» TASK
This exercise calls for every record to be set down again, exactly and in full.

» PROVIDED RECORDS
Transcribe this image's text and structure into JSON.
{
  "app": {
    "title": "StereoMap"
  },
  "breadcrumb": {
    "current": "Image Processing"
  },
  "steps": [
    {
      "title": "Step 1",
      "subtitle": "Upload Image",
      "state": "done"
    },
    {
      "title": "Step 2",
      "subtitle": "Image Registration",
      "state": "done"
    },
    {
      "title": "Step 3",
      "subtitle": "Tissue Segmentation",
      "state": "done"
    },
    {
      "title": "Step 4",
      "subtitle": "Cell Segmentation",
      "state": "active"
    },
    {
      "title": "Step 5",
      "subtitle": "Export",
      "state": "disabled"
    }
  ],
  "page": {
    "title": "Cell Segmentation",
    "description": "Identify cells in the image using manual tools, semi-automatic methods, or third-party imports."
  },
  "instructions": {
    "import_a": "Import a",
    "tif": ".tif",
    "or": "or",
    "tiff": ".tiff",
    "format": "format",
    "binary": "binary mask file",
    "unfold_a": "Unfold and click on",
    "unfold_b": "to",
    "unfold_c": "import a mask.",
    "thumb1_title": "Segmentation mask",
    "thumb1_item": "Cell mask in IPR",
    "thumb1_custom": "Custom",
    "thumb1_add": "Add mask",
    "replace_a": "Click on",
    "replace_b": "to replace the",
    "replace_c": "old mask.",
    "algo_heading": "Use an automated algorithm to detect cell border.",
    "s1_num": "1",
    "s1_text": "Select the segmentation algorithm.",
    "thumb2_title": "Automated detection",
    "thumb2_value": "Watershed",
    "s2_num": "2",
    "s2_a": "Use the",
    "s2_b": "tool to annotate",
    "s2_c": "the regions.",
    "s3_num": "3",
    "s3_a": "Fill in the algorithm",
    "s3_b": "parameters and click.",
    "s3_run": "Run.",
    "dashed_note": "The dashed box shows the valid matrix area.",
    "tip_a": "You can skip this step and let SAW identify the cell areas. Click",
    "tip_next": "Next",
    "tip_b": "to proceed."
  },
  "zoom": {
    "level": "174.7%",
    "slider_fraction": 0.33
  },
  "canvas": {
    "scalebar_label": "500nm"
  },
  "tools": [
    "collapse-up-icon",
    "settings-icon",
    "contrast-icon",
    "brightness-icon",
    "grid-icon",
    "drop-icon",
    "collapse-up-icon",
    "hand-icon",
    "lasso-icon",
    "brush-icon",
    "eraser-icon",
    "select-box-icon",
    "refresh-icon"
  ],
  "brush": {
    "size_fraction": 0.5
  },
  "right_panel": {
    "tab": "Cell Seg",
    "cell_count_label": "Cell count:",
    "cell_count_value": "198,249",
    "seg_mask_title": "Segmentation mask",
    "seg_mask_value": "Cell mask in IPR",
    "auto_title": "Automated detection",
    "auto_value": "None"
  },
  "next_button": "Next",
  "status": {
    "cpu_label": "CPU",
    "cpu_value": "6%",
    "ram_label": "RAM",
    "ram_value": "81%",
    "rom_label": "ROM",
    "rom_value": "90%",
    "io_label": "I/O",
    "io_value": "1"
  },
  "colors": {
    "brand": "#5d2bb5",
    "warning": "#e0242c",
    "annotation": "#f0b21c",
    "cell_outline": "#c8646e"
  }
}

» RESPONSE BOX
Transcribe this image's text and structure into JSON.
{
  "app": {
    "title": "StereoMap"
  },
  "breadcrumb": {
    "current": "Image Processing"
  },
  "steps": [
    {
      "title": "Step 1",
      "subtitle": "Upload Image",
      "state": "done"
    },
    {
      "title": "Step 2",
      "subtitle": "Image Registration",
      "state": "done"
    },
    {
      "title": "Step 3",
      "subtitle": "Tissue Segmentation",
      "state": "done"
    },
    {
      "title": "Step 4",
      "subtitle": "Cell Segmentation",
      "state": "active"
    },
    {
      "title": "Step 5",
      "subtitle": "Export",
      "state": "disabled"
    }
  ],
  "page": {
    "title": "Cell Segmentation",
    "description": "Identify cells in the image using manual tools, semi-automatic methods, or third-party imports."
  },
  "instructions": {
    "import_a": "Import a",
    "tif": ".tif",
    "or": "or",
    "tiff": ".tiff",
    "format": "format",
    "binary": "binary mask file",
    "unfold_a": "Unfold and click on",
    "unfold_b": "to",
    "unfold_c": "import a mask.",
    "thumb1_title": "Segmentation mask",
    "thumb1_item": "Cell mask in IPR",
    "thumb1_custom": "Custom",
    "thumb1_add": "Add mask",
    "replace_a": "Click on",
    "replace_b": "to replace the",
    "replace_c": "old mask.",
    "algo_heading": "Use an automated algorithm to detect cell border.",
    "s1_num": "1",
    "s1_text": "Select the segmentation algorithm.",
    "thumb2_title": "Automated detection",
    "thumb2_value": "Watershed",
    "s2_num": "2",
    "s2_a": "Use the",
    "s2_b": "tool to annotate",
    "s2_c": "the regions.",
    "s3_num": "3",
    "s3_a": "Fill in the algorithm",
    "s3_b": "parameters and click.",
    "s3_run": "Run.",
    "dashed_note": "The dashed box shows the valid matrix area.",
    "tip_a": "You can skip this step and let SAW identify the cell areas. Click",
    "tip_next": "Next",
    "tip_b": "to proceed."
  },
  "zoom": {
    "level": "174.7%",
    "slider_fraction": 0.33
  },
  "canvas": {
    "scalebar_label": "500nm"
  },
  "tools": [
    "collapse-up-icon",
    "settings-icon",
    "contrast-icon",
    "brightness-icon",
    "grid-icon",
    "drop-icon",
    "collapse-up-icon",
    "hand-icon",
    "lasso-icon",
    "brush-icon",
    "eraser-icon",
    "select-box-icon",
    "refresh-icon"
  ],
  "brush": {
    "size_fraction": 0.5
  },
  "right_panel": {
    "tab": "Cell Seg",
    "cell_count_label": "Cell count:",
    "cell_count_value": "198,249",
    "seg_mask_title": "Segmentation mask",
    "seg_mask_value": "Cell mask in IPR",
    "auto_title": "Automated detection",
    "auto_value": "None"
  },
  "next_button": "Next",
  "status": {
    "cpu_label": "CPU",
    "cpu_value": "6%",
    "ram_label": "RAM",
    "ram_value": "81%",
    "rom_label": "ROM",
    "rom_value": "90%",
    "io_label": "I/O",
    "io_value": "1"
  },
  "colors": {
    "brand": "#5d2bb5",
    "warning": "#e0242c",
    "annotation": "#f0b21c",
    "cell_outline": "#c8646e"
  }
}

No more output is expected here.